=== Dataset extract ===

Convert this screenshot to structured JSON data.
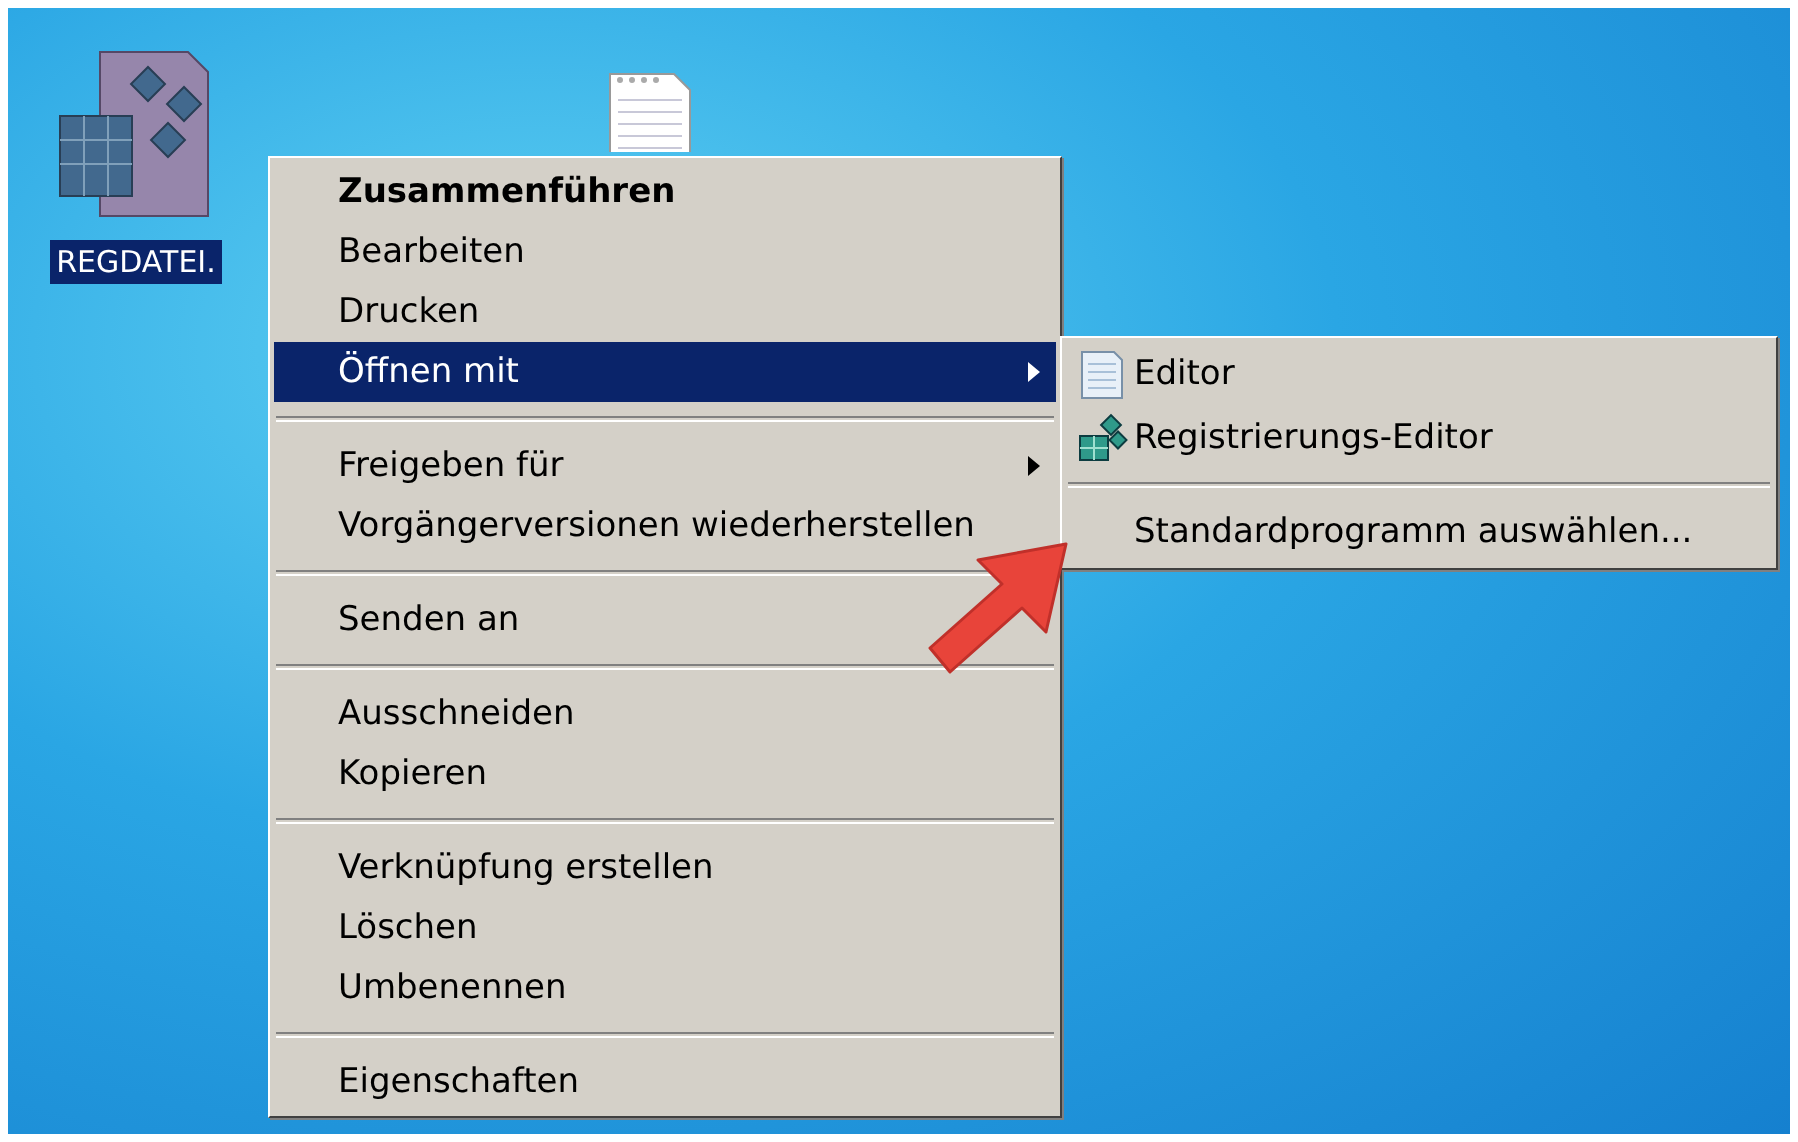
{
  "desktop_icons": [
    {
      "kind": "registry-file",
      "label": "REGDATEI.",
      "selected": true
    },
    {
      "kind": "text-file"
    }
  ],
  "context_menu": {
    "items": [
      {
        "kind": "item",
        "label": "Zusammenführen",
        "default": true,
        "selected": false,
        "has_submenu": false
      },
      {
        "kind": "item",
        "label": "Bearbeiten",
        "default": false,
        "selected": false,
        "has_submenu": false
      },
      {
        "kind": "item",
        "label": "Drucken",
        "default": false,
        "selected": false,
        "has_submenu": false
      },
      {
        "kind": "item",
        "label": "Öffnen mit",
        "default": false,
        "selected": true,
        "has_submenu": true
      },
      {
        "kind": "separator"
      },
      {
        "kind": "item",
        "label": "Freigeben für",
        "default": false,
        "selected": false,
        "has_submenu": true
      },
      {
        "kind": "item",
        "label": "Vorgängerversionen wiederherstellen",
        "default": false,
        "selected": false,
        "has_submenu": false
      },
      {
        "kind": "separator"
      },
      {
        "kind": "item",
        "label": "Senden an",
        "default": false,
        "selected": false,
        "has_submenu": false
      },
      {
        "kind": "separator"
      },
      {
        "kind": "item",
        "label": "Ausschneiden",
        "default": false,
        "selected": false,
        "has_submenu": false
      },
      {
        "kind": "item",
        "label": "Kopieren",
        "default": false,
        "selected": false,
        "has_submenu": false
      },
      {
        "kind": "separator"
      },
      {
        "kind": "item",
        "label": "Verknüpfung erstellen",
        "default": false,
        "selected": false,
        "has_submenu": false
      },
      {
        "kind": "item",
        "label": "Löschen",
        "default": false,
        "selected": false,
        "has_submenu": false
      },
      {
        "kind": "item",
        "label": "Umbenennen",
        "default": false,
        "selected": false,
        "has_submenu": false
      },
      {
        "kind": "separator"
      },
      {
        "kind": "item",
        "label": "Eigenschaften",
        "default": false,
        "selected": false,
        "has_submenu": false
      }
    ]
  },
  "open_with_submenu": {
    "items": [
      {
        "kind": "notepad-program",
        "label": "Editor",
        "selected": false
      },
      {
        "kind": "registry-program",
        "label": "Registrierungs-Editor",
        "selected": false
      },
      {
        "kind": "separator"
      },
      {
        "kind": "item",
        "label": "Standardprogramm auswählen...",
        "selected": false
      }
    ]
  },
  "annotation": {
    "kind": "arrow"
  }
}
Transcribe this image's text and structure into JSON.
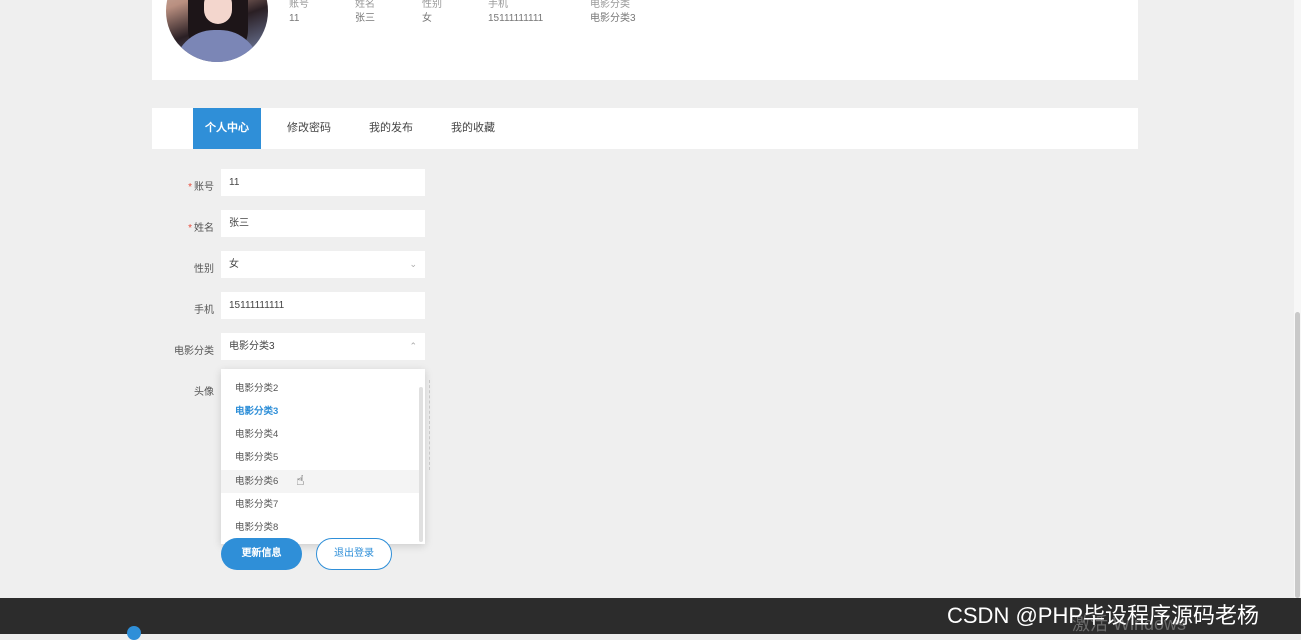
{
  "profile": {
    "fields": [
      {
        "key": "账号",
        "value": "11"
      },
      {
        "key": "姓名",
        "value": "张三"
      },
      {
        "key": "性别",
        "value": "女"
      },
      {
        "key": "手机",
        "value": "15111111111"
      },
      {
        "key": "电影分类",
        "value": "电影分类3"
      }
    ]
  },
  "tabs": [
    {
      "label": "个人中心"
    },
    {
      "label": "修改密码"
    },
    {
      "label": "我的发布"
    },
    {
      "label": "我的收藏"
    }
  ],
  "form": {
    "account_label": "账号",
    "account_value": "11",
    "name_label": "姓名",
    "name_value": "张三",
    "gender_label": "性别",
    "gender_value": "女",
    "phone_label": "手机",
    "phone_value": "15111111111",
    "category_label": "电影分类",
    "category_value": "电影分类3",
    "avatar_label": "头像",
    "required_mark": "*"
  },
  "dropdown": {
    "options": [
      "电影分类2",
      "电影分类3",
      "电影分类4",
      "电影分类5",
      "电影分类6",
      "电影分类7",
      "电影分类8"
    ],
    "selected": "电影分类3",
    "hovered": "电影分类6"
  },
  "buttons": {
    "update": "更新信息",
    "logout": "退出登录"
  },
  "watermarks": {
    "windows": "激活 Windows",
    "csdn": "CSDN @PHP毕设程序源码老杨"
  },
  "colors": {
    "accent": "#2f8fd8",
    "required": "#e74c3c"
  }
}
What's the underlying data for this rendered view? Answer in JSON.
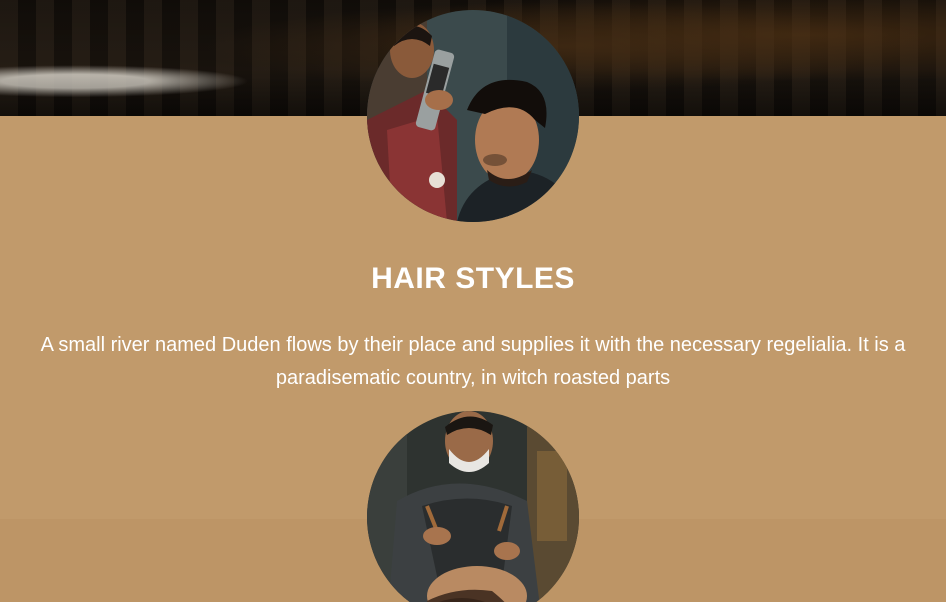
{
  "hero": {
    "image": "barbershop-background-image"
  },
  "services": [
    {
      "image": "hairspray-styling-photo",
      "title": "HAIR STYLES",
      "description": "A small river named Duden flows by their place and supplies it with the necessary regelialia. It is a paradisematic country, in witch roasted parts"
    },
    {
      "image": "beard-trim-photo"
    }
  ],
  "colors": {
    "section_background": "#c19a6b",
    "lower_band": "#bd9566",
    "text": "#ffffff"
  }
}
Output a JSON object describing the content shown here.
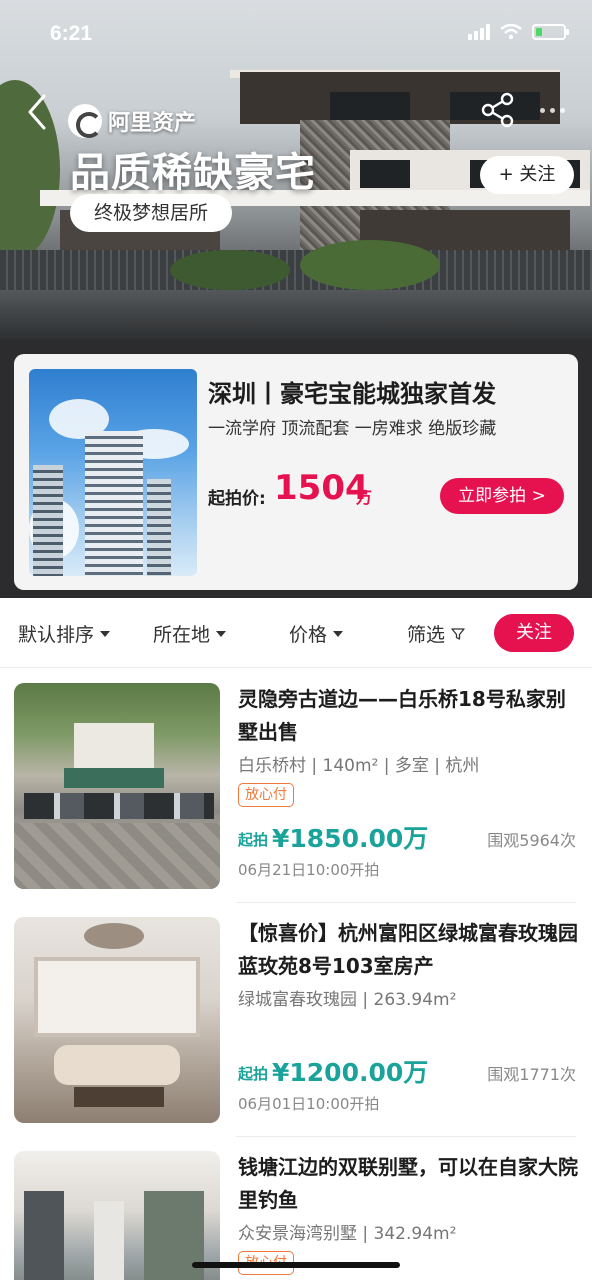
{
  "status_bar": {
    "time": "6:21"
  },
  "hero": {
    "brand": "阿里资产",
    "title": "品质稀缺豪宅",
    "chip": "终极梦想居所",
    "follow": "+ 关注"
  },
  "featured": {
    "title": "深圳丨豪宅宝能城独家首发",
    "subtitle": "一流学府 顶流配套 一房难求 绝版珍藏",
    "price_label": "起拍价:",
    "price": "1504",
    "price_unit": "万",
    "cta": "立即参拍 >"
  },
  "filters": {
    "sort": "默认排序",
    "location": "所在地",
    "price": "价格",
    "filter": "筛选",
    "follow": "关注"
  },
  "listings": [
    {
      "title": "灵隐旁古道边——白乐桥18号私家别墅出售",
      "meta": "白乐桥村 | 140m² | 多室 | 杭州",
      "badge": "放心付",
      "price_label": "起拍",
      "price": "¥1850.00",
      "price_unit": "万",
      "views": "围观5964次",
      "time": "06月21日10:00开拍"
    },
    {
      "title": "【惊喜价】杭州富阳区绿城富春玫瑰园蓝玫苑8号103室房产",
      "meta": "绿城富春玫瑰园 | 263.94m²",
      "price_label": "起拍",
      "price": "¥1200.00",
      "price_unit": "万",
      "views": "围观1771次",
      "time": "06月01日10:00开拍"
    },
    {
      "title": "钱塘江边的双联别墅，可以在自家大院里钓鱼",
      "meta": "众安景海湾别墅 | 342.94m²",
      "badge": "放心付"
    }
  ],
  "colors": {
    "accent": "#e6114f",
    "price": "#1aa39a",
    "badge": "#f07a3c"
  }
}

===

## Aim of the exercise
Reproduce the entries above word for word. Pictures stay out.

## Exercise result
Convert this screenshot to structured JSON data.
{
  "desktop_icons": [
    {
      "kind": "registry-file",
      "label": "REGDATEI.",
      "selected": true
    },
    {
      "kind": "text-file"
    }
  ],
  "context_menu": {
    "items": [
      {
        "kind": "item",
        "label": "Zusammenführen",
        "default": true,
        "selected": false,
        "has_submenu": false
      },
      {
        "kind": "item",
        "label": "Bearbeiten",
        "default": false,
        "selected": false,
        "has_submenu": false
      },
      {
        "kind": "item",
        "label": "Drucken",
        "default": false,
        "selected": false,
        "has_submenu": false
      },
      {
        "kind": "item",
        "label": "Öffnen mit",
        "default": false,
        "selected": true,
        "has_submenu": true
      },
      {
        "kind": "separator"
      },
      {
        "kind": "item",
        "label": "Freigeben für",
        "default": false,
        "selected": false,
        "has_submenu": true
      },
      {
        "kind": "item",
        "label": "Vorgängerversionen wiederherstellen",
        "default": false,
        "selected": false,
        "has_submenu": false
      },
      {
        "kind": "separator"
      },
      {
        "kind": "item",
        "label": "Senden an",
        "default": false,
        "selected": false,
        "has_submenu": false
      },
      {
        "kind": "separator"
      },
      {
        "kind": "item",
        "label": "Ausschneiden",
        "default": false,
        "selected": false,
        "has_submenu": false
      },
      {
        "kind": "item",
        "label": "Kopieren",
        "default": false,
        "selected": false,
        "has_submenu": false
      },
      {
        "kind": "separator"
      },
      {
        "kind": "item",
        "label": "Verknüpfung erstellen",
        "default": false,
        "selected": false,
        "has_submenu": false
      },
      {
        "kind": "item",
        "label": "Löschen",
        "default": false,
        "selected": false,
        "has_submenu": false
      },
      {
        "kind": "item",
        "label": "Umbenennen",
        "default": false,
        "selected": false,
        "has_submenu": false
      },
      {
        "kind": "separator"
      },
      {
        "kind": "item",
        "label": "Eigenschaften",
        "default": false,
        "selected": false,
        "has_submenu": false
      }
    ]
  },
  "open_with_submenu": {
    "items": [
      {
        "kind": "notepad-program",
        "label": "Editor",
        "selected": false
      },
      {
        "kind": "registry-program",
        "label": "Registrierungs-Editor",
        "selected": false
      },
      {
        "kind": "separator"
      },
      {
        "kind": "item",
        "label": "Standardprogramm auswählen...",
        "selected": false
      }
    ]
  },
  "annotation": {
    "kind": "arrow"
  }
}
Transcribe this image's text and structure into JSON.
{
  "profile": {
    "fields": [
      {
        "key": "账号",
        "value": "11"
      },
      {
        "key": "姓名",
        "value": "张三"
      },
      {
        "key": "性别",
        "value": "女"
      },
      {
        "key": "手机",
        "value": "15111111111"
      },
      {
        "key": "电影分类",
        "value": "电影分类3"
      }
    ]
  },
  "tabs": [
    {
      "label": "个人中心"
    },
    {
      "label": "修改密码"
    },
    {
      "label": "我的发布"
    },
    {
      "label": "我的收藏"
    }
  ],
  "form": {
    "account_label": "账号",
    "account_value": "11",
    "name_label": "姓名",
    "name_value": "张三",
    "gender_label": "性别",
    "gender_value": "女",
    "phone_label": "手机",
    "phone_value": "15111111111",
    "category_label": "电影分类",
    "category_value": "电影分类3",
    "avatar_label": "头像",
    "required_mark": "*"
  },
  "dropdown": {
    "options": [
      "电影分类2",
      "电影分类3",
      "电影分类4",
      "电影分类5",
      "电影分类6",
      "电影分类7",
      "电影分类8"
    ],
    "selected": "电影分类3",
    "hovered": "电影分类6"
  },
  "buttons": {
    "update": "更新信息",
    "logout": "退出登录"
  },
  "watermarks": {
    "windows": "激活 Windows",
    "csdn": "CSDN @PHP毕设程序源码老杨"
  },
  "colors": {
    "accent": "#2f8fd8",
    "required": "#e74c3c"
  }
}
What's the underlying data for this rendered view? Answer in JSON.
{
  "hero": {
    "image": "barbershop-background-image"
  },
  "services": [
    {
      "image": "hairspray-styling-photo",
      "title": "HAIR STYLES",
      "description": "A small river named Duden flows by their place and supplies it with the necessary regelialia. It is a paradisematic country, in witch roasted parts"
    },
    {
      "image": "beard-trim-photo"
    }
  ],
  "colors": {
    "section_background": "#c19a6b",
    "lower_band": "#bd9566",
    "text": "#ffffff"
  }
}
Output a JSON object describing the content shown here.
{
  "status_bar": {
    "time": "6:21"
  },
  "hero": {
    "brand": "阿里资产",
    "title": "品质稀缺豪宅",
    "chip": "终极梦想居所",
    "follow": "+ 关注"
  },
  "featured": {
    "title": "深圳丨豪宅宝能城独家首发",
    "subtitle": "一流学府 顶流配套 一房难求 绝版珍藏",
    "price_label": "起拍价:",
    "price": "1504",
    "price_unit": "万",
    "cta": "立即参拍 >"
  },
  "filters": {
    "sort": "默认排序",
    "location": "所在地",
    "price": "价格",
    "filter": "筛选",
    "follow": "关注"
  },
  "listings": [
    {
      "title": "灵隐旁古道边——白乐桥18号私家别墅出售",
      "meta": "白乐桥村 | 140m² | 多室 | 杭州",
      "badge": "放心付",
      "price_label": "起拍",
      "price": "¥1850.00",
      "price_unit": "万",
      "views": "围观5964次",
      "time": "06月21日10:00开拍"
    },
    {
      "title": "【惊喜价】杭州富阳区绿城富春玫瑰园蓝玫苑8号103室房产",
      "meta": "绿城富春玫瑰园 | 263.94m²",
      "price_label": "起拍",
      "price": "¥1200.00",
      "price_unit": "万",
      "views": "围观1771次",
      "time": "06月01日10:00开拍"
    },
    {
      "title": "钱塘江边的双联别墅，可以在自家大院里钓鱼",
      "meta": "众安景海湾别墅 | 342.94m²",
      "badge": "放心付"
    }
  ],
  "colors": {
    "accent": "#e6114f",
    "price": "#1aa39a",
    "badge": "#f07a3c"
  }
}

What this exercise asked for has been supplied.